DO THIS: From the listing below, copy every line with the word "Object".

•••

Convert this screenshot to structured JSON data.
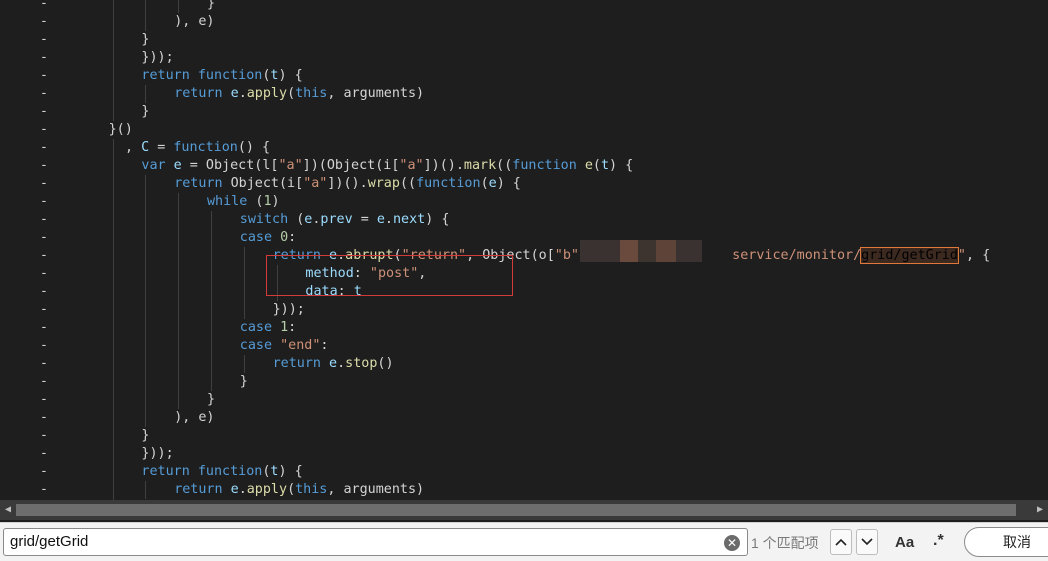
{
  "code_lines": [
    {
      "gutter": "-",
      "indent": 20,
      "tokens": [
        {
          "c": "pl",
          "t": "}"
        }
      ]
    },
    {
      "gutter": "-",
      "indent": 16,
      "tokens": [
        {
          "c": "pl",
          "t": "), e)"
        }
      ]
    },
    {
      "gutter": "-",
      "indent": 12,
      "tokens": [
        {
          "c": "pl",
          "t": "}"
        }
      ]
    },
    {
      "gutter": "-",
      "indent": 12,
      "tokens": [
        {
          "c": "pl",
          "t": "}));"
        }
      ]
    },
    {
      "gutter": "-",
      "indent": 12,
      "tokens": [
        {
          "c": "kw",
          "t": "return "
        },
        {
          "c": "kw",
          "t": "function"
        },
        {
          "c": "pl",
          "t": "("
        },
        {
          "c": "prop",
          "t": "t"
        },
        {
          "c": "pl",
          "t": ") {"
        }
      ]
    },
    {
      "gutter": "-",
      "indent": 16,
      "tokens": [
        {
          "c": "kw",
          "t": "return "
        },
        {
          "c": "prop",
          "t": "e"
        },
        {
          "c": "pl",
          "t": "."
        },
        {
          "c": "fn",
          "t": "apply"
        },
        {
          "c": "pl",
          "t": "("
        },
        {
          "c": "kw",
          "t": "this"
        },
        {
          "c": "pl",
          "t": ", arguments)"
        }
      ]
    },
    {
      "gutter": "-",
      "indent": 12,
      "tokens": [
        {
          "c": "pl",
          "t": "}"
        }
      ]
    },
    {
      "gutter": "-",
      "indent": 8,
      "tokens": [
        {
          "c": "pl",
          "t": "}()"
        }
      ]
    },
    {
      "gutter": "-",
      "indent": 10,
      "tokens": [
        {
          "c": "pl",
          "t": ", "
        },
        {
          "c": "prop",
          "t": "C"
        },
        {
          "c": "pl",
          "t": " = "
        },
        {
          "c": "kw",
          "t": "function"
        },
        {
          "c": "pl",
          "t": "() {"
        }
      ]
    },
    {
      "gutter": "-",
      "indent": 12,
      "tokens": [
        {
          "c": "kw",
          "t": "var "
        },
        {
          "c": "prop",
          "t": "e"
        },
        {
          "c": "pl",
          "t": " = Object(l["
        },
        {
          "c": "str",
          "t": "\"a\""
        },
        {
          "c": "pl",
          "t": "])(Object(i["
        },
        {
          "c": "str",
          "t": "\"a\""
        },
        {
          "c": "pl",
          "t": "])()."
        },
        {
          "c": "fn",
          "t": "mark"
        },
        {
          "c": "pl",
          "t": "(("
        },
        {
          "c": "kw",
          "t": "function"
        },
        {
          "c": "pl",
          "t": " "
        },
        {
          "c": "fn",
          "t": "e"
        },
        {
          "c": "pl",
          "t": "("
        },
        {
          "c": "prop",
          "t": "t"
        },
        {
          "c": "pl",
          "t": ") {"
        }
      ]
    },
    {
      "gutter": "-",
      "indent": 16,
      "tokens": [
        {
          "c": "kw",
          "t": "return "
        },
        {
          "c": "pl",
          "t": "Object(i["
        },
        {
          "c": "str",
          "t": "\"a\""
        },
        {
          "c": "pl",
          "t": "])()."
        },
        {
          "c": "fn",
          "t": "wrap"
        },
        {
          "c": "pl",
          "t": "(("
        },
        {
          "c": "kw",
          "t": "function"
        },
        {
          "c": "pl",
          "t": "("
        },
        {
          "c": "prop",
          "t": "e"
        },
        {
          "c": "pl",
          "t": ") {"
        }
      ]
    },
    {
      "gutter": "-",
      "indent": 20,
      "tokens": [
        {
          "c": "kw",
          "t": "while "
        },
        {
          "c": "pl",
          "t": "("
        },
        {
          "c": "num",
          "t": "1"
        },
        {
          "c": "pl",
          "t": ")"
        }
      ]
    },
    {
      "gutter": "-",
      "indent": 24,
      "tokens": [
        {
          "c": "kw",
          "t": "switch "
        },
        {
          "c": "pl",
          "t": "("
        },
        {
          "c": "prop",
          "t": "e"
        },
        {
          "c": "pl",
          "t": "."
        },
        {
          "c": "prop",
          "t": "prev"
        },
        {
          "c": "pl",
          "t": " = "
        },
        {
          "c": "prop",
          "t": "e"
        },
        {
          "c": "pl",
          "t": "."
        },
        {
          "c": "prop",
          "t": "next"
        },
        {
          "c": "pl",
          "t": ") {"
        }
      ]
    },
    {
      "gutter": "-",
      "indent": 24,
      "tokens": [
        {
          "c": "kw",
          "t": "case "
        },
        {
          "c": "num",
          "t": "0"
        },
        {
          "c": "pl",
          "t": ":"
        }
      ]
    },
    {
      "gutter": "-",
      "indent": 28,
      "tokens": [
        {
          "c": "kw",
          "t": "return "
        },
        {
          "c": "prop",
          "t": "e"
        },
        {
          "c": "pl",
          "t": "."
        },
        {
          "c": "fn",
          "t": "abrupt"
        },
        {
          "c": "pl",
          "t": "("
        },
        {
          "c": "str",
          "t": "\"return\""
        },
        {
          "c": "pl",
          "t": ", Object(o["
        },
        {
          "c": "str",
          "t": "\"b\""
        },
        {
          "c": "pl",
          "t": "])("
        },
        {
          "c": "pl",
          "t": "                "
        },
        {
          "c": "str",
          "t": "service/monitor/"
        },
        {
          "c": "hl",
          "t": "grid/getGrid"
        },
        {
          "c": "str",
          "t": "\""
        },
        {
          "c": "pl",
          "t": ", {"
        }
      ]
    },
    {
      "gutter": "-",
      "indent": 32,
      "tokens": [
        {
          "c": "prop",
          "t": "method"
        },
        {
          "c": "pl",
          "t": ": "
        },
        {
          "c": "str",
          "t": "\"post\""
        },
        {
          "c": "pl",
          "t": ","
        }
      ]
    },
    {
      "gutter": "-",
      "indent": 32,
      "tokens": [
        {
          "c": "prop",
          "t": "data"
        },
        {
          "c": "pl",
          "t": ": "
        },
        {
          "c": "prop",
          "t": "t"
        }
      ]
    },
    {
      "gutter": "-",
      "indent": 28,
      "tokens": [
        {
          "c": "pl",
          "t": "}));"
        }
      ]
    },
    {
      "gutter": "-",
      "indent": 24,
      "tokens": [
        {
          "c": "kw",
          "t": "case "
        },
        {
          "c": "num",
          "t": "1"
        },
        {
          "c": "pl",
          "t": ":"
        }
      ]
    },
    {
      "gutter": "-",
      "indent": 24,
      "tokens": [
        {
          "c": "kw",
          "t": "case "
        },
        {
          "c": "str",
          "t": "\"end\""
        },
        {
          "c": "pl",
          "t": ":"
        }
      ]
    },
    {
      "gutter": "-",
      "indent": 28,
      "tokens": [
        {
          "c": "kw",
          "t": "return "
        },
        {
          "c": "prop",
          "t": "e"
        },
        {
          "c": "pl",
          "t": "."
        },
        {
          "c": "fn",
          "t": "stop"
        },
        {
          "c": "pl",
          "t": "()"
        }
      ]
    },
    {
      "gutter": "-",
      "indent": 24,
      "tokens": [
        {
          "c": "pl",
          "t": "}"
        }
      ]
    },
    {
      "gutter": "-",
      "indent": 20,
      "tokens": [
        {
          "c": "pl",
          "t": "}"
        }
      ]
    },
    {
      "gutter": "-",
      "indent": 16,
      "tokens": [
        {
          "c": "pl",
          "t": "), e)"
        }
      ]
    },
    {
      "gutter": "-",
      "indent": 12,
      "tokens": [
        {
          "c": "pl",
          "t": "}"
        }
      ]
    },
    {
      "gutter": "-",
      "indent": 12,
      "tokens": [
        {
          "c": "pl",
          "t": "}));"
        }
      ]
    },
    {
      "gutter": "-",
      "indent": 12,
      "tokens": [
        {
          "c": "kw",
          "t": "return "
        },
        {
          "c": "kw",
          "t": "function"
        },
        {
          "c": "pl",
          "t": "("
        },
        {
          "c": "prop",
          "t": "t"
        },
        {
          "c": "pl",
          "t": ") {"
        }
      ]
    },
    {
      "gutter": "-",
      "indent": 16,
      "tokens": [
        {
          "c": "kw",
          "t": "return "
        },
        {
          "c": "prop",
          "t": "e"
        },
        {
          "c": "pl",
          "t": "."
        },
        {
          "c": "fn",
          "t": "apply"
        },
        {
          "c": "pl",
          "t": "("
        },
        {
          "c": "kw",
          "t": "this"
        },
        {
          "c": "pl",
          "t": ", arguments)"
        }
      ]
    },
    {
      "gutter": "",
      "indent": 12,
      "tokens": [
        {
          "c": "pl",
          "t": "}"
        }
      ]
    }
  ],
  "find": {
    "query": "grid/getGrid",
    "match_count": "1 个匹配项",
    "match_case_label": "Aa",
    "regex_label": ".*",
    "cancel_label": "取消"
  },
  "colors": {
    "background": "#1e1e1e",
    "keyword": "#569cd6",
    "function": "#dcdcaa",
    "string": "#ce9178",
    "property": "#9cdcfe",
    "match_highlight": "#e0783c",
    "annotation_box": "#d33b3b"
  }
}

•••

EXERCISE SOLUTION:
          "t": " = Object(l["
          "t": "])(Object(i["
          "t": "Object(i["
          "t": ", Object(o["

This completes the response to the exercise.